● **Short problem**: Pick out each line of the records in which the word "order" appears.

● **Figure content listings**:

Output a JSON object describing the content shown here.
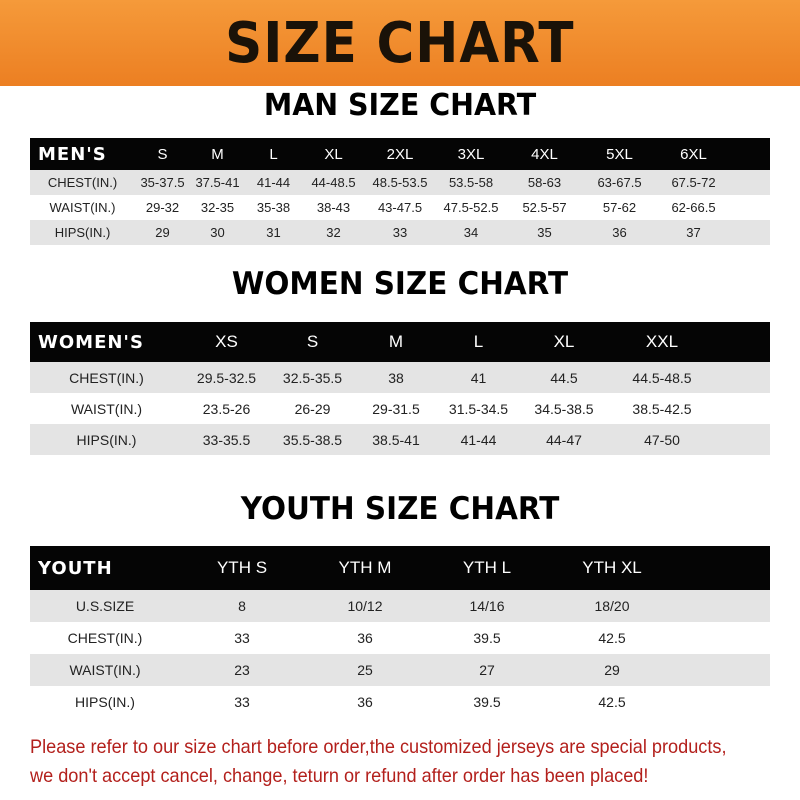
{
  "banner": {
    "title": "SIZE CHART",
    "color": "#f08a2a"
  },
  "men": {
    "title": "MAN SIZE CHART",
    "header": [
      "MEN'S",
      "S",
      "M",
      "L",
      "XL",
      "2XL",
      "3XL",
      "4XL",
      "5XL",
      "6XL"
    ],
    "rows": [
      [
        "CHEST(IN.)",
        "35-37.5",
        "37.5-41",
        "41-44",
        "44-48.5",
        "48.5-53.5",
        "53.5-58",
        "58-63",
        "63-67.5",
        "67.5-72"
      ],
      [
        "WAIST(IN.)",
        "29-32",
        "32-35",
        "35-38",
        "38-43",
        "43-47.5",
        "47.5-52.5",
        "52.5-57",
        "57-62",
        "62-66.5"
      ],
      [
        "HIPS(IN.)",
        "29",
        "30",
        "31",
        "32",
        "33",
        "34",
        "35",
        "36",
        "37"
      ]
    ]
  },
  "women": {
    "title": "WOMEN SIZE CHART",
    "header": [
      "WOMEN'S",
      "XS",
      "S",
      "M",
      "L",
      "XL",
      "XXL"
    ],
    "rows": [
      [
        "CHEST(IN.)",
        "29.5-32.5",
        "32.5-35.5",
        "38",
        "41",
        "44.5",
        "44.5-48.5"
      ],
      [
        "WAIST(IN.)",
        "23.5-26",
        "26-29",
        "29-31.5",
        "31.5-34.5",
        "34.5-38.5",
        "38.5-42.5"
      ],
      [
        "HIPS(IN.)",
        "33-35.5",
        "35.5-38.5",
        "38.5-41",
        "41-44",
        "44-47",
        "47-50"
      ]
    ]
  },
  "youth": {
    "title": "YOUTH SIZE CHART",
    "header": [
      "YOUTH",
      "YTH S",
      "YTH M",
      "YTH L",
      "YTH XL"
    ],
    "rows": [
      [
        "U.S.SIZE",
        "8",
        "10/12",
        "14/16",
        "18/20"
      ],
      [
        "CHEST(IN.)",
        "33",
        "36",
        "39.5",
        "42.5"
      ],
      [
        "WAIST(IN.)",
        "23",
        "25",
        "27",
        "29"
      ],
      [
        "HIPS(IN.)",
        "33",
        "36",
        "39.5",
        "42.5"
      ]
    ]
  },
  "note": {
    "line1": "Please refer to our size chart before order,the customized jerseys are special products,",
    "line2": "we don't accept cancel, change, teturn or refund after order has been placed!",
    "color": "#b3201c"
  }
}
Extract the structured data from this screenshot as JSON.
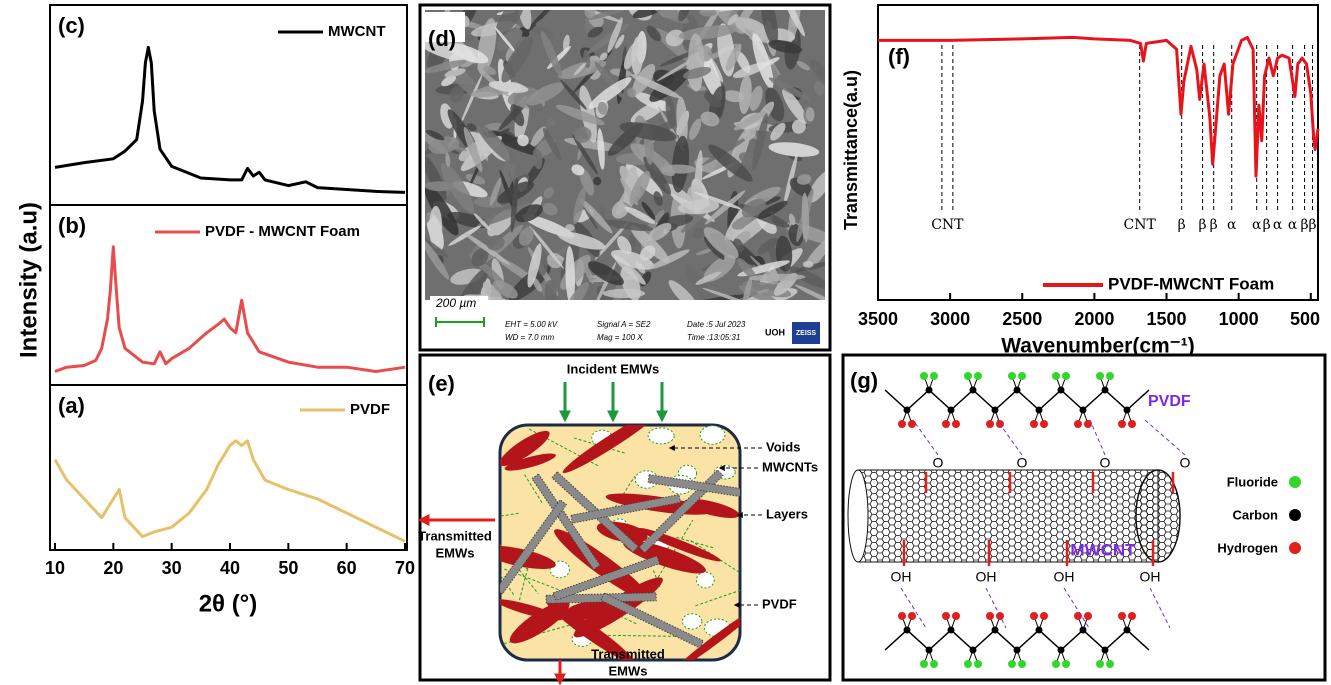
{
  "chart_data": [
    {
      "type": "line",
      "x_label": "2θ (°)",
      "y_label": "Intensity (a.u)",
      "xlim": [
        10,
        70
      ],
      "xticks": [
        10,
        20,
        30,
        40,
        50,
        60,
        70
      ],
      "panels": [
        {
          "label": "(c)",
          "ylim": [
            0,
            100
          ],
          "series": [
            {
              "name": "MWCNT",
              "color": "#000000",
              "x": [
                10,
                15,
                20,
                22,
                24,
                25,
                25.5,
                26,
                26.5,
                27,
                28,
                30,
                35,
                40,
                42,
                43,
                44,
                45,
                46,
                50,
                53,
                55,
                60,
                65,
                70
              ],
              "values": [
                17.5,
                20,
                22,
                26,
                32,
                52,
                72,
                80,
                72,
                47,
                27,
                18,
                12,
                11,
                11,
                17,
                13,
                15,
                11,
                8,
                10,
                7,
                6,
                5,
                4.5
              ]
            }
          ]
        },
        {
          "label": "(b)",
          "ylim": [
            0,
            100
          ],
          "series": [
            {
              "name": "PVDF - MWCNT Foam",
              "color": "#e84c4c",
              "x": [
                10,
                12,
                15,
                17,
                18,
                19,
                19.5,
                20,
                20.5,
                21,
                22,
                25,
                27,
                28,
                29,
                30,
                33,
                36,
                38,
                39,
                40,
                41,
                42,
                43,
                45,
                50,
                55,
                60,
                65,
                70
              ],
              "values": [
                5.5,
                8,
                9,
                12,
                19,
                36,
                53,
                78,
                53,
                31,
                19,
                11,
                10,
                17,
                10,
                13,
                19,
                28,
                33,
                36,
                31,
                28,
                47,
                28,
                17,
                11,
                8,
                8,
                5.5,
                8
              ]
            }
          ]
        },
        {
          "label": "(a)",
          "ylim": [
            0,
            100
          ],
          "series": [
            {
              "name": "PVDF",
              "color": "#e7c06a",
              "x": [
                10,
                12,
                15,
                18,
                20,
                21,
                22,
                25,
                27,
                30,
                33,
                36,
                38,
                40,
                41,
                42,
                43,
                44,
                46,
                50,
                55,
                60,
                65,
                70
              ],
              "values": [
                55,
                42,
                30,
                18,
                30,
                36,
                18,
                6,
                9,
                12,
                21,
                36,
                52,
                64,
                67,
                64,
                67,
                55,
                42,
                36,
                30,
                21,
                12,
                3
              ]
            }
          ]
        }
      ]
    },
    {
      "type": "line",
      "label": "(f)",
      "x_label": "Wavenumber(cm⁻¹)",
      "y_label": "Transmittance(a.u)",
      "xlim": [
        3500,
        450
      ],
      "xticks": [
        3500,
        3000,
        2500,
        2000,
        1500,
        1000,
        500
      ],
      "ylim": [
        0,
        100
      ],
      "series": [
        {
          "name": "PVDF-MWCNT Foam",
          "color": "#e8141c",
          "x": [
            3500,
            3000,
            2500,
            2150,
            2000,
            1750,
            1680,
            1660,
            1640,
            1500,
            1430,
            1400,
            1380,
            1330,
            1290,
            1270,
            1240,
            1200,
            1180,
            1160,
            1130,
            1100,
            1070,
            1040,
            980,
            940,
            900,
            880,
            860,
            840,
            820,
            790,
            760,
            730,
            700,
            650,
            610,
            590,
            560,
            530,
            500,
            480,
            470,
            450
          ],
          "values": [
            88,
            88,
            88.5,
            89,
            88.5,
            88,
            87,
            81,
            87,
            88,
            85,
            63,
            74,
            86,
            78,
            68,
            80,
            62,
            46,
            58,
            76,
            80,
            63,
            80,
            88,
            89,
            85,
            42,
            66,
            54,
            76,
            82,
            76,
            82,
            83,
            82,
            69,
            80,
            82,
            80,
            70,
            55,
            51,
            58
          ]
        }
      ],
      "annotations": [
        {
          "label": "CNT",
          "x": [
            3057,
            2981
          ]
        },
        {
          "label": "CNT",
          "x": [
            1686
          ]
        },
        {
          "label": "β",
          "x": [
            1395
          ]
        },
        {
          "label": "β",
          "x": [
            1250
          ]
        },
        {
          "label": "β",
          "x": [
            1173
          ]
        },
        {
          "label": "α",
          "x": [
            1048
          ]
        },
        {
          "label": "α",
          "x": [
            875
          ]
        },
        {
          "label": "β",
          "x": [
            806
          ]
        },
        {
          "label": "α",
          "x": [
            730
          ]
        },
        {
          "label": "α",
          "x": [
            626
          ]
        },
        {
          "label": "β",
          "x": [
            543
          ]
        },
        {
          "label": "β",
          "x": [
            488
          ]
        }
      ]
    }
  ],
  "sem": {
    "label": "(d)",
    "scale_bar": "200 µm",
    "info": [
      "EHT =  5.00 kV",
      "WD =  7.0 mm",
      "Signal A = SE2",
      "Mag =    100 X",
      "Date :5 Jul 2023",
      "Time :13:05:31"
    ],
    "institute": "UOH",
    "brand": "ZEISS"
  },
  "schematic": {
    "label": "(e)",
    "incident": "Incident EMWs",
    "labels": [
      "Voids",
      "MWCNTs",
      "Layers",
      "PVDF"
    ],
    "transmitted_left": [
      "Transmitted",
      "EMWs"
    ],
    "transmitted_bottom": [
      "Transmitted",
      "EMWs"
    ]
  },
  "interaction": {
    "label": "(g)",
    "polymer": "PVDF",
    "oxygen": [
      "O",
      "O",
      "O",
      "O"
    ],
    "hydroxyl": [
      "OH",
      "OH",
      "OH",
      "OH"
    ],
    "tube": "MWCNT",
    "legend": [
      "Fluoride",
      "Carbon",
      "Hydrogen"
    ]
  }
}
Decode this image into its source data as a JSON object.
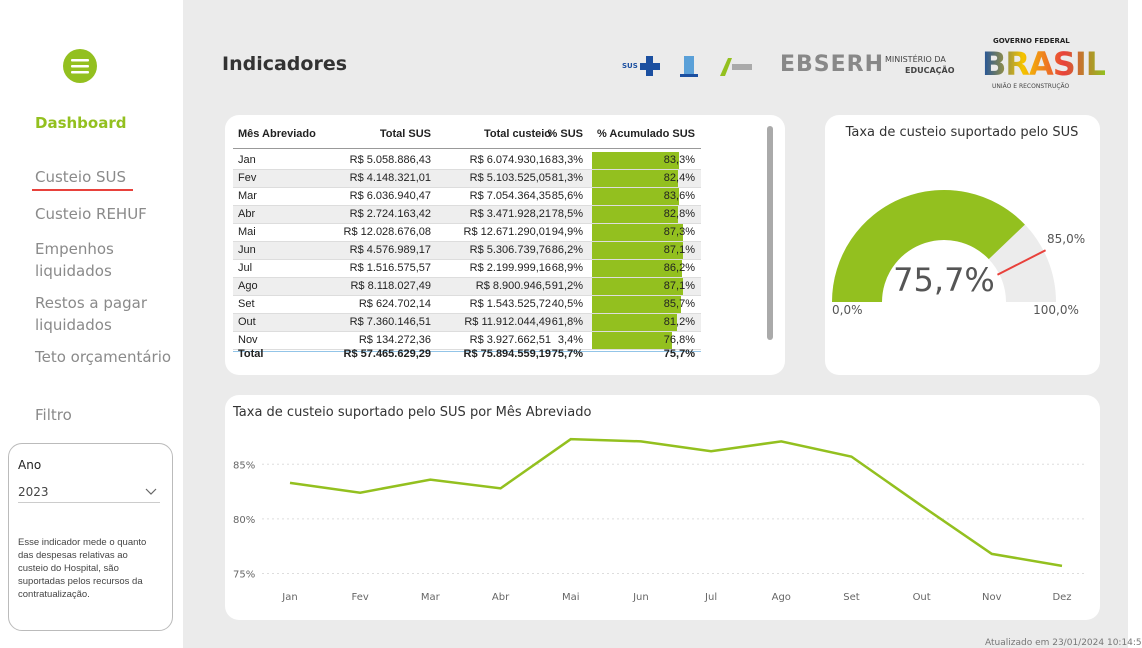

● **Task output**:
    "line1": "Please refer to our size chart before order,the customized jerseys are special products,",
    "line2": "we don't accept cancel, change, teturn or refund after order has been placed!",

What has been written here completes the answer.